BEGIN Raw records

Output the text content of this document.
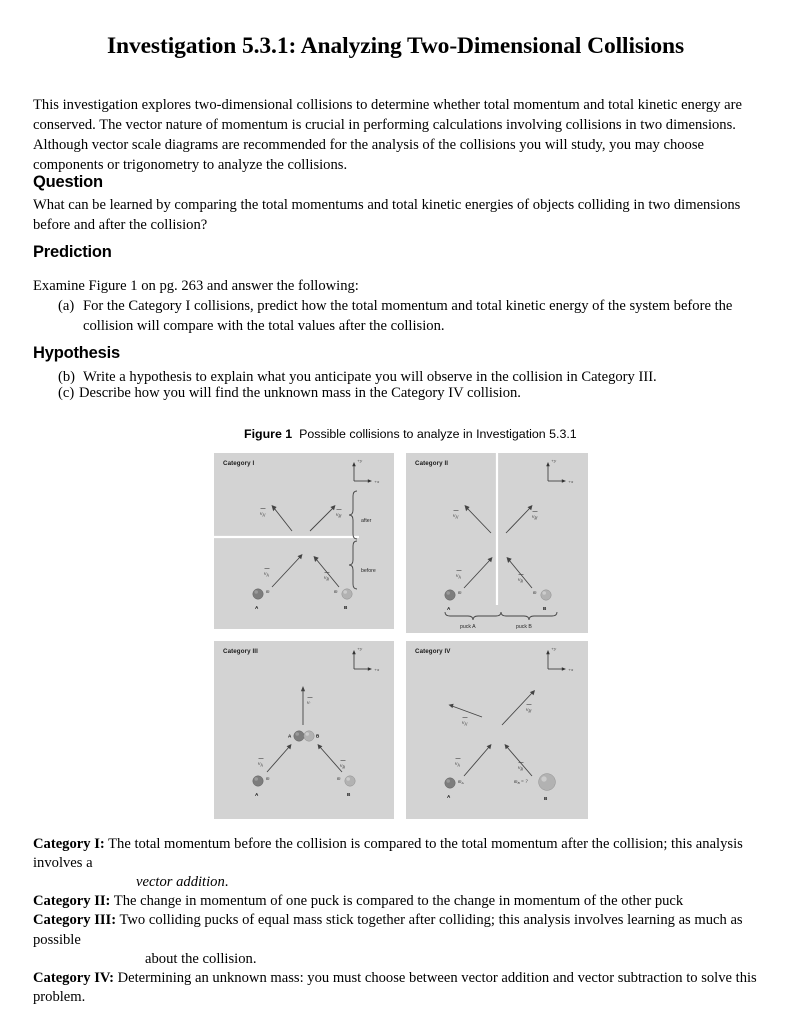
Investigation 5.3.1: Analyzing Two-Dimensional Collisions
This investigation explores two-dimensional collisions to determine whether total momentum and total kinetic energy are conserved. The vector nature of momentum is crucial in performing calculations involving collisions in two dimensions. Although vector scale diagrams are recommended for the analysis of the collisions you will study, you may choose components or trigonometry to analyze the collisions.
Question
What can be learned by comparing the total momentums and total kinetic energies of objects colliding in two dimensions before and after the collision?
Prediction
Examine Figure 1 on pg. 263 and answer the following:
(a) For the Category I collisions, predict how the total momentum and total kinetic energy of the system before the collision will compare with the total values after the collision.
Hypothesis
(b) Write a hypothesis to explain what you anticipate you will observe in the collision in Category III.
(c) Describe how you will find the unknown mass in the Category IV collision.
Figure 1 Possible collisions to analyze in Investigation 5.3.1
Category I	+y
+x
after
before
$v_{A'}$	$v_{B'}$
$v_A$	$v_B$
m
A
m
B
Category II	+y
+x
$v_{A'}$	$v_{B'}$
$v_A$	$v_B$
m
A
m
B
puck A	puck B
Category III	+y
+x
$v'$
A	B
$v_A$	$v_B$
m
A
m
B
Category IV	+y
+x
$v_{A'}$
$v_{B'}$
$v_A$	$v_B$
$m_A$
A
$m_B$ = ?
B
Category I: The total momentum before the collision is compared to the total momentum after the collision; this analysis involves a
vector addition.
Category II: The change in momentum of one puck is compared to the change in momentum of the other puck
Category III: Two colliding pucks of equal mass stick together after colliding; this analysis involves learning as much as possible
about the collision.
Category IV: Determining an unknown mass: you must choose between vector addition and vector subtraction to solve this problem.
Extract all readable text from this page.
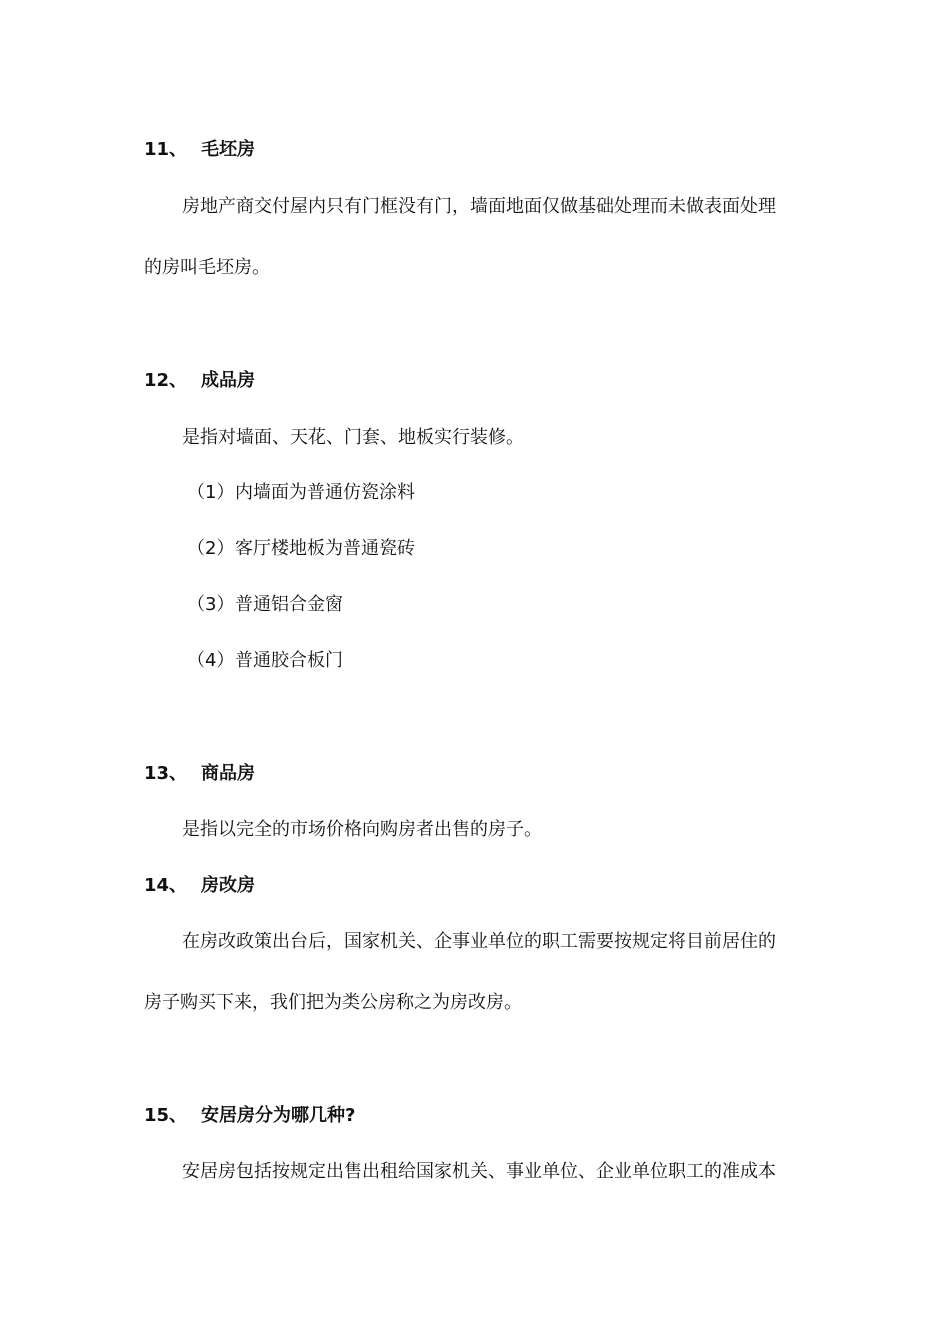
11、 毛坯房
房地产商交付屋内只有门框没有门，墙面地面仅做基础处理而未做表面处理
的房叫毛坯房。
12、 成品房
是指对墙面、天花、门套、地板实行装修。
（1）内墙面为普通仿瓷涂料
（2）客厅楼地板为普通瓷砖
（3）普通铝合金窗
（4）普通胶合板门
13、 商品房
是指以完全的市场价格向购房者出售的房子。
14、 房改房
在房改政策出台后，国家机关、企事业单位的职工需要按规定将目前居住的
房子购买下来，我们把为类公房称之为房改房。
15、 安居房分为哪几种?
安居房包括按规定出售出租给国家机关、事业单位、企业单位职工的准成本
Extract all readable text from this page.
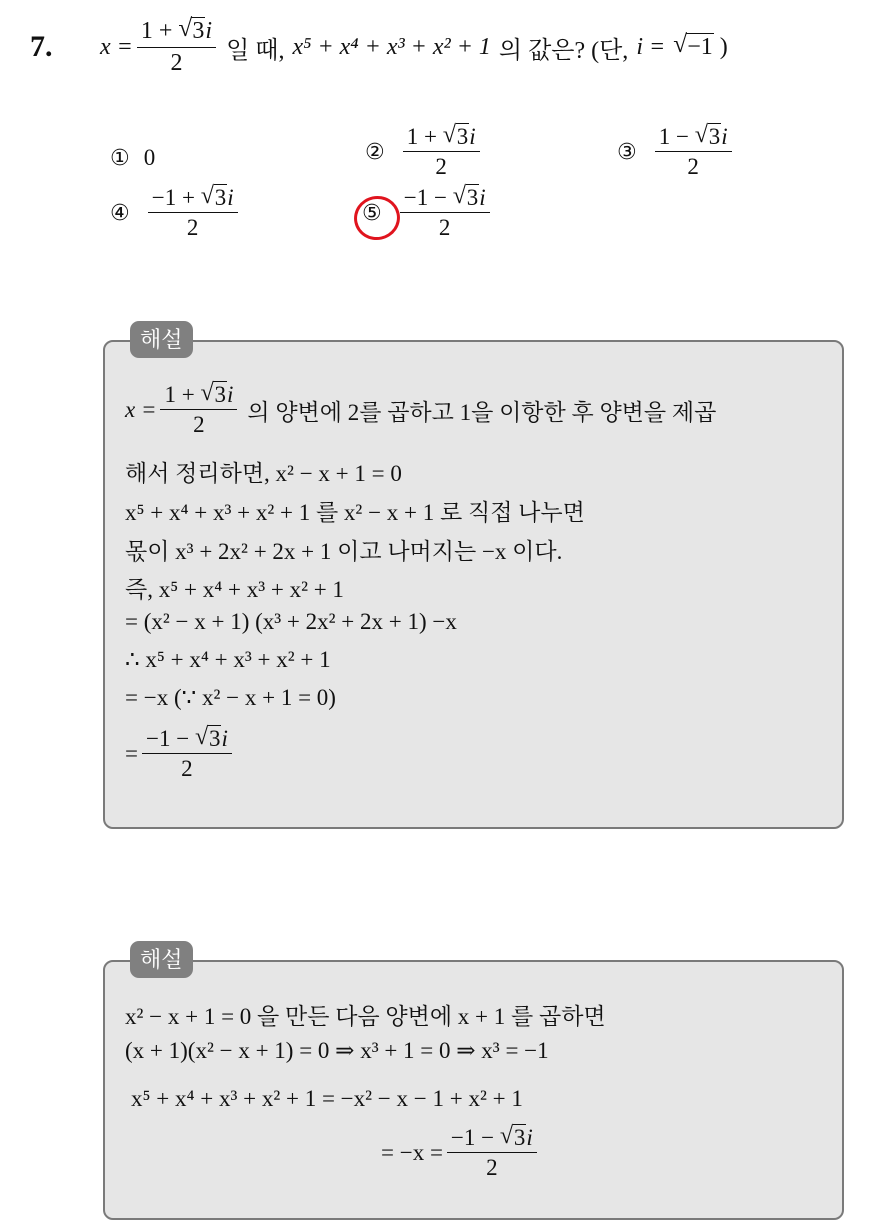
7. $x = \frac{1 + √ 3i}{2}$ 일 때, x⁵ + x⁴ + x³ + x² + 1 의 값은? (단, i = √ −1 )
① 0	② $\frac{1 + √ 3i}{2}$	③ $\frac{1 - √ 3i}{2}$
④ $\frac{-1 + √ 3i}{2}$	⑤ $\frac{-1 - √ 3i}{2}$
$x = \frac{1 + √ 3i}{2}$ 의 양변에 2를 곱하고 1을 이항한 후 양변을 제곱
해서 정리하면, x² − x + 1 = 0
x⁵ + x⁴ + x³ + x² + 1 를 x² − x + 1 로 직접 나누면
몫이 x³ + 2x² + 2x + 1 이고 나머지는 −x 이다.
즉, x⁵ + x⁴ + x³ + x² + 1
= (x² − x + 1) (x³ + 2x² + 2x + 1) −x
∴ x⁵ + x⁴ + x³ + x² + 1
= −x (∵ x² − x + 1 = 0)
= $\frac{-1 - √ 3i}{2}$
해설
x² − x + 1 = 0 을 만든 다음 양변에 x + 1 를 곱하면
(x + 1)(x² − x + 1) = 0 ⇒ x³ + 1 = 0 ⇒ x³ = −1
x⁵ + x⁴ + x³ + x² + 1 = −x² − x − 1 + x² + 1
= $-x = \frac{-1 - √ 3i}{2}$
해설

END Raw records

> **Directive**: Provide only the count of lines in the data above that include the string "choose".

> **Correct result**: 2